To be done:
Quote the listing below in its entirety, omitting every image.
____
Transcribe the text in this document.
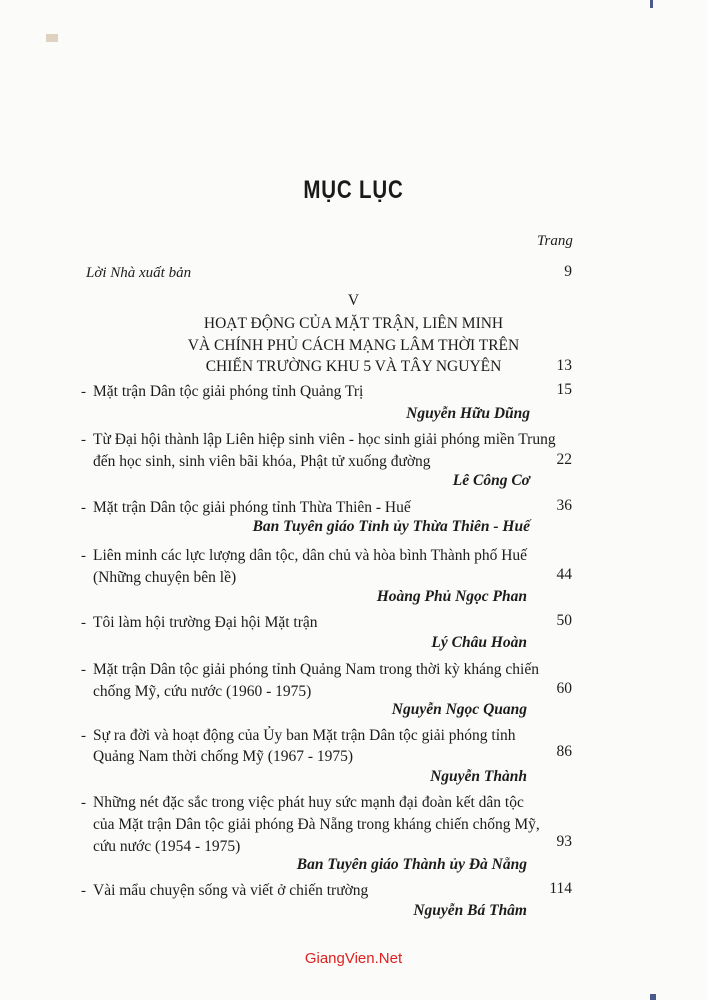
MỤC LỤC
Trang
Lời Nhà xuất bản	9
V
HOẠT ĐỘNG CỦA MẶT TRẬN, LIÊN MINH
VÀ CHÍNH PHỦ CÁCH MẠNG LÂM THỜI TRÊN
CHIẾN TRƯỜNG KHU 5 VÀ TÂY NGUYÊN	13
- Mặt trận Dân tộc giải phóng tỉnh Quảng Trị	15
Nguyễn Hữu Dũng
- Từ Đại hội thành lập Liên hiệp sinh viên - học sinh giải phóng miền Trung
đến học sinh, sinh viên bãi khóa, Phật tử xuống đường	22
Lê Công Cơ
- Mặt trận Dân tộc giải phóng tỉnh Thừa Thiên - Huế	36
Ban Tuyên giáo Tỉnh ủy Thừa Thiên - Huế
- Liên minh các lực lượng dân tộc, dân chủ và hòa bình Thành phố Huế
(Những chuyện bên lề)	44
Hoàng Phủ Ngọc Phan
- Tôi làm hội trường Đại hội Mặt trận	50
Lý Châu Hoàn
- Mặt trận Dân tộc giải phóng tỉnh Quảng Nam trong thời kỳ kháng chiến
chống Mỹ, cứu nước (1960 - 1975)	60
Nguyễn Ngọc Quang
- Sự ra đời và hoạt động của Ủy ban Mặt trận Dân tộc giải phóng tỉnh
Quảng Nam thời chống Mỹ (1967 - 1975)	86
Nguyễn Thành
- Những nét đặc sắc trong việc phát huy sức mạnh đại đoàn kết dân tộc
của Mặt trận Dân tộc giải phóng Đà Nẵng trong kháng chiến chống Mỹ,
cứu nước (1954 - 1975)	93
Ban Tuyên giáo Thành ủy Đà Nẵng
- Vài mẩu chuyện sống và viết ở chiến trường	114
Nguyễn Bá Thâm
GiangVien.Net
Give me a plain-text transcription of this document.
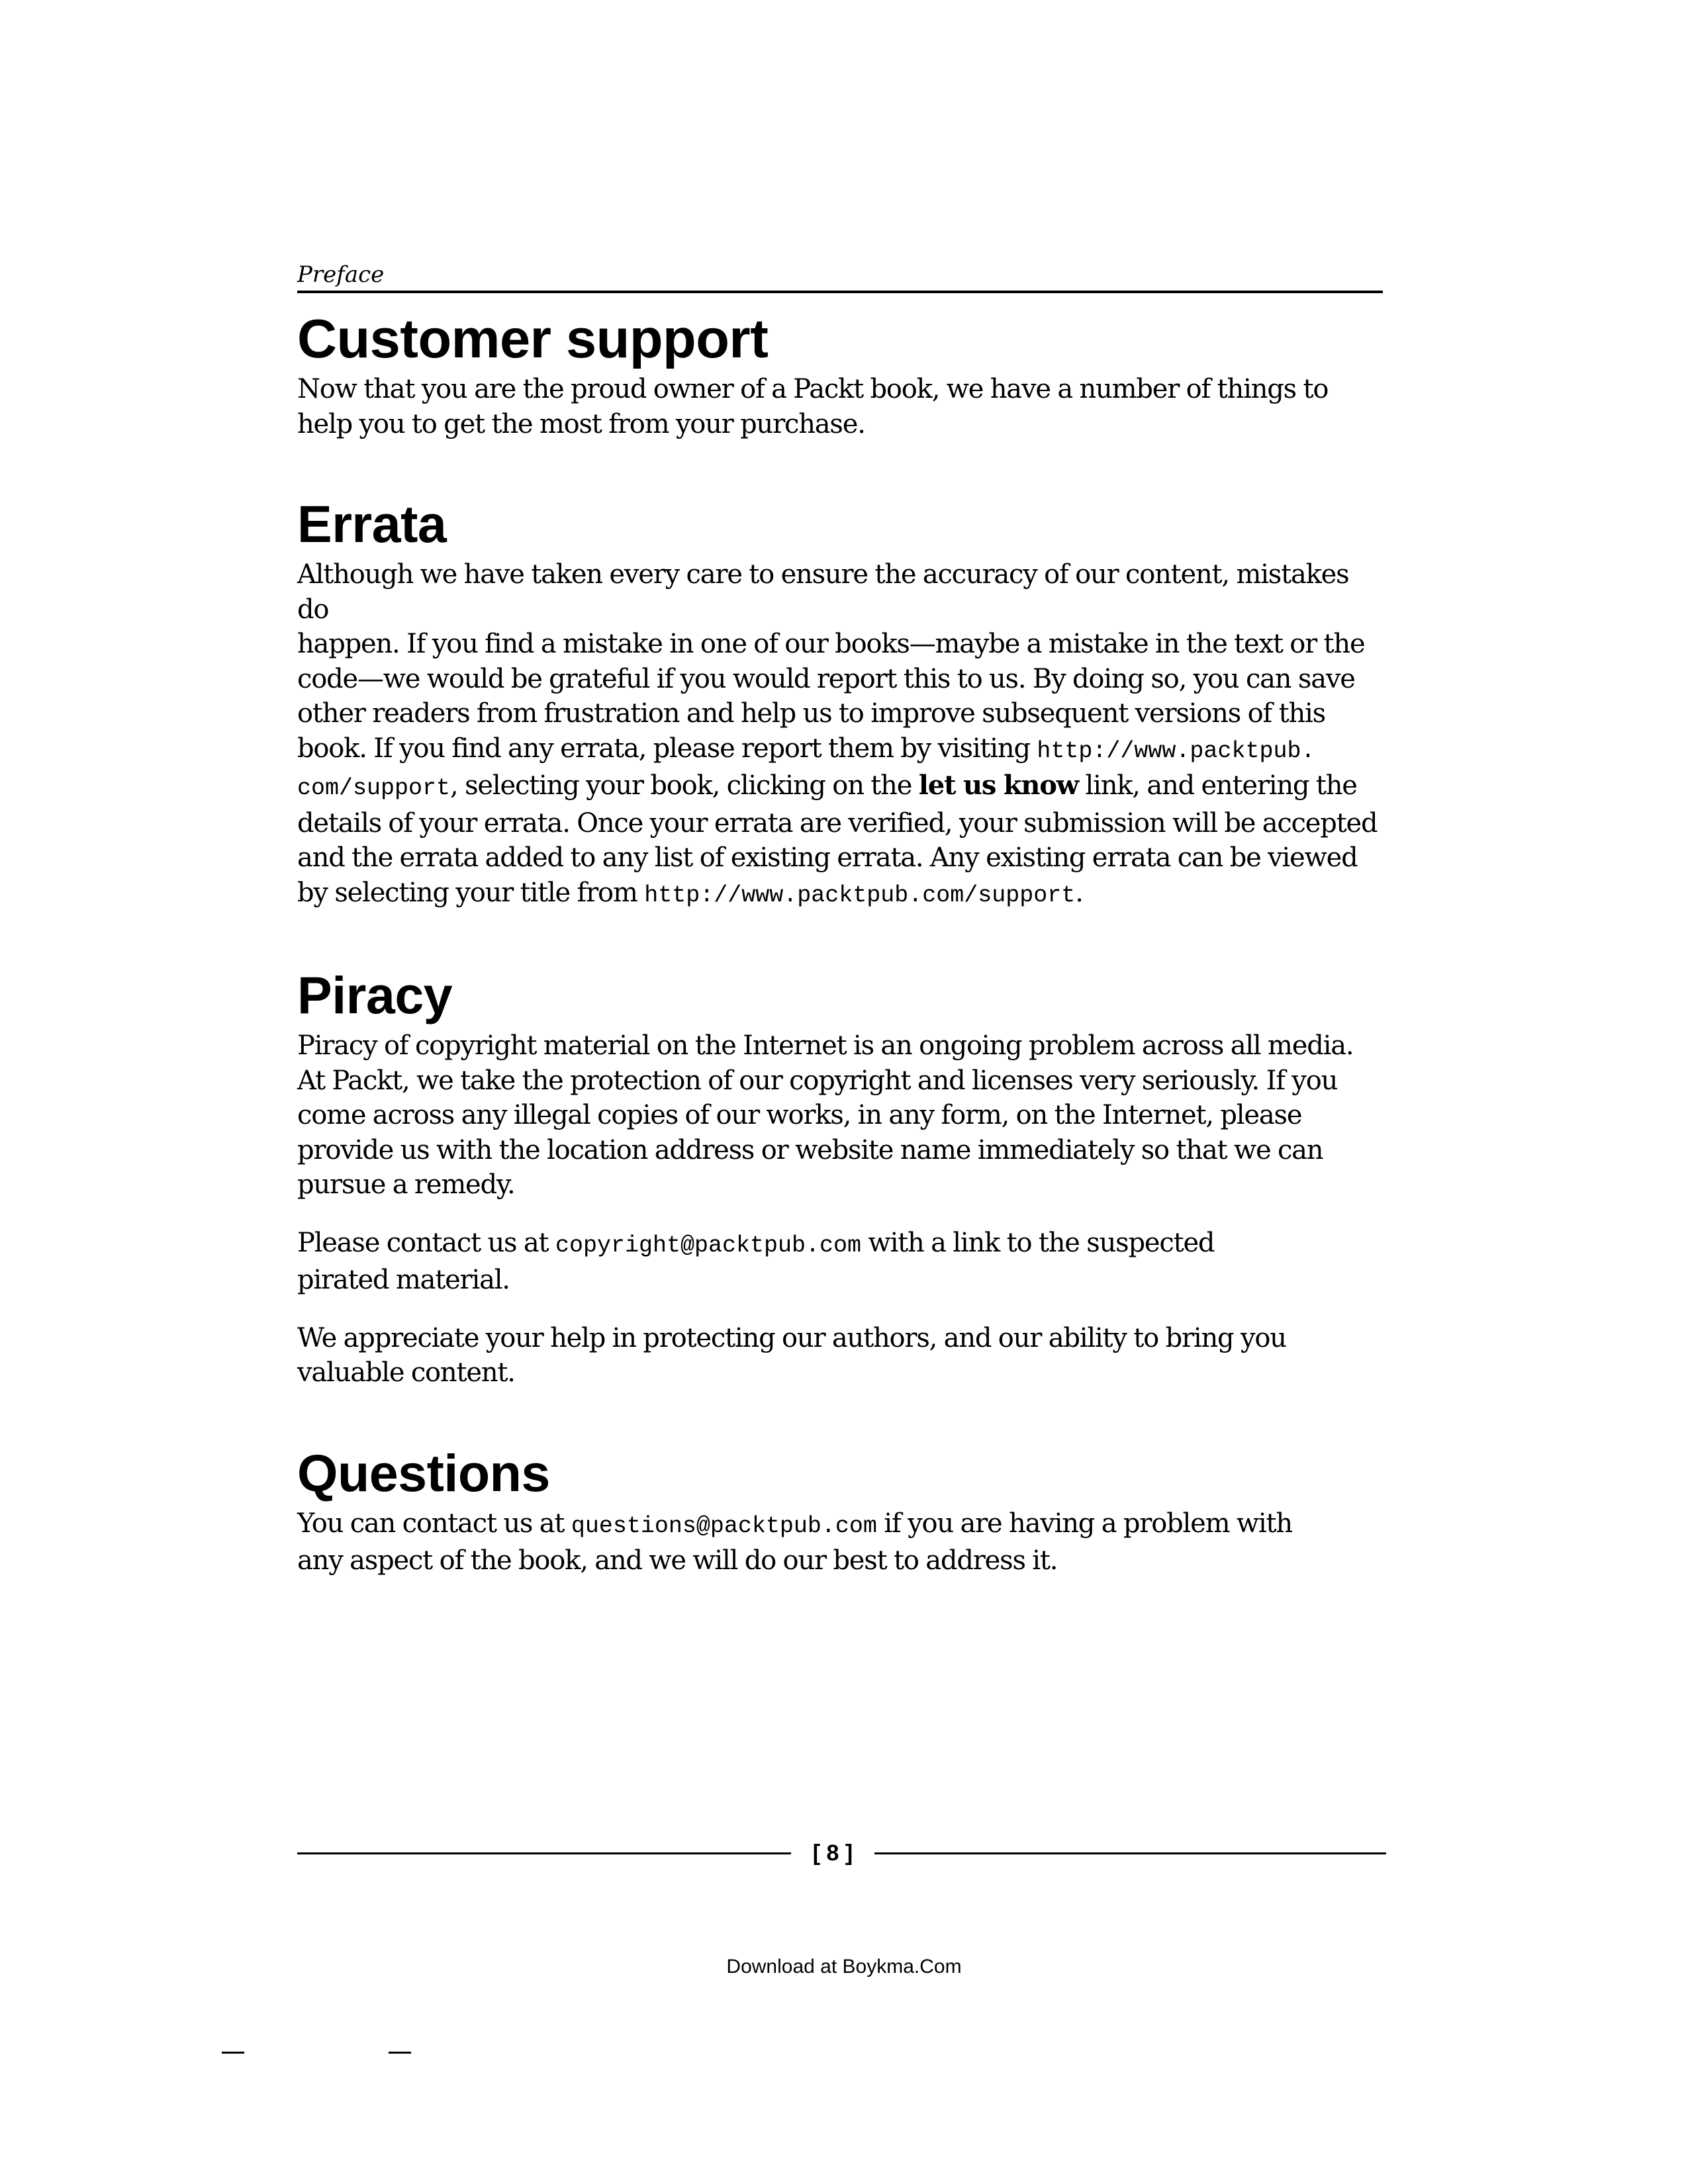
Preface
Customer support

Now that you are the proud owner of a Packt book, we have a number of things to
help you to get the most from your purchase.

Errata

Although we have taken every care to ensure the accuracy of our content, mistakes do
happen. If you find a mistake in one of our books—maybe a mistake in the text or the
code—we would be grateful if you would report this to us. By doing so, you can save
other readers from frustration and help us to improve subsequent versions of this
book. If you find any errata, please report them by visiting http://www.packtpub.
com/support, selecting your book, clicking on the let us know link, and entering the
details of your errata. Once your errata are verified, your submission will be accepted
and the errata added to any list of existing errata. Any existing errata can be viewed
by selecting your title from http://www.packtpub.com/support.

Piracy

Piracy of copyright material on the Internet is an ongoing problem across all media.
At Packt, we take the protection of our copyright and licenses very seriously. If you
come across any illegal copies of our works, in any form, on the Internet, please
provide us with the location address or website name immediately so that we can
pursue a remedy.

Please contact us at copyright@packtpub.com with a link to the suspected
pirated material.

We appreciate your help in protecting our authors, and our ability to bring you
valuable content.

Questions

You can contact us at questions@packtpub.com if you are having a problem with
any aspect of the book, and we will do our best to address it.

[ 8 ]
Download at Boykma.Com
____
Output:
Transcribe the text in this document.
MỤC LỤC
Trang
Lời Nhà xuất bản	9
V
HOẠT ĐỘNG CỦA MẶT TRẬN, LIÊN MINH
VÀ CHÍNH PHỦ CÁCH MẠNG LÂM THỜI TRÊN
CHIẾN TRƯỜNG KHU 5 VÀ TÂY NGUYÊN	13
- Mặt trận Dân tộc giải phóng tỉnh Quảng Trị	15
Nguyễn Hữu Dũng
- Từ Đại hội thành lập Liên hiệp sinh viên - học sinh giải phóng miền Trung
đến học sinh, sinh viên bãi khóa, Phật tử xuống đường	22
Lê Công Cơ
- Mặt trận Dân tộc giải phóng tỉnh Thừa Thiên - Huế	36
Ban Tuyên giáo Tỉnh ủy Thừa Thiên - Huế
- Liên minh các lực lượng dân tộc, dân chủ và hòa bình Thành phố Huế
(Những chuyện bên lề)	44
Hoàng Phủ Ngọc Phan
- Tôi làm hội trường Đại hội Mặt trận	50
Lý Châu Hoàn
- Mặt trận Dân tộc giải phóng tỉnh Quảng Nam trong thời kỳ kháng chiến
chống Mỹ, cứu nước (1960 - 1975)	60
Nguyễn Ngọc Quang
- Sự ra đời và hoạt động của Ủy ban Mặt trận Dân tộc giải phóng tỉnh
Quảng Nam thời chống Mỹ (1967 - 1975)	86
Nguyễn Thành
- Những nét đặc sắc trong việc phát huy sức mạnh đại đoàn kết dân tộc
của Mặt trận Dân tộc giải phóng Đà Nẵng trong kháng chiến chống Mỹ,
cứu nước (1954 - 1975)	93
Ban Tuyên giáo Thành ủy Đà Nẵng
- Vài mẩu chuyện sống và viết ở chiến trường	114
Nguyễn Bá Thâm
GiangVien.Net
Give me a plain-text transcription of this document.
Preface
Customer support

Now that you are the proud owner of a Packt book, we have a number of things to
help you to get the most from your purchase.

Errata

Although we have taken every care to ensure the accuracy of our content, mistakes do
happen. If you find a mistake in one of our books—maybe a mistake in the text or the
code—we would be grateful if you would report this to us. By doing so, you can save
other readers from frustration and help us to improve subsequent versions of this
book. If you find any errata, please report them by visiting http://www.packtpub.
com/support, selecting your book, clicking on the let us know link, and entering the
details of your errata. Once your errata are verified, your submission will be accepted
and the errata added to any list of existing errata. Any existing errata can be viewed
by selecting your title from http://www.packtpub.com/support.

Piracy

Piracy of copyright material on the Internet is an ongoing problem across all media.
At Packt, we take the protection of our copyright and licenses very seriously. If you
come across any illegal copies of our works, in any form, on the Internet, please
provide us with the location address or website name immediately so that we can
pursue a remedy.

Please contact us at copyright@packtpub.com with a link to the suspected
pirated material.

We appreciate your help in protecting our authors, and our ability to bring you
valuable content.

Questions

You can contact us at questions@packtpub.com if you are having a problem with
any aspect of the book, and we will do our best to address it.

[ 8 ]
Download at Boykma.Com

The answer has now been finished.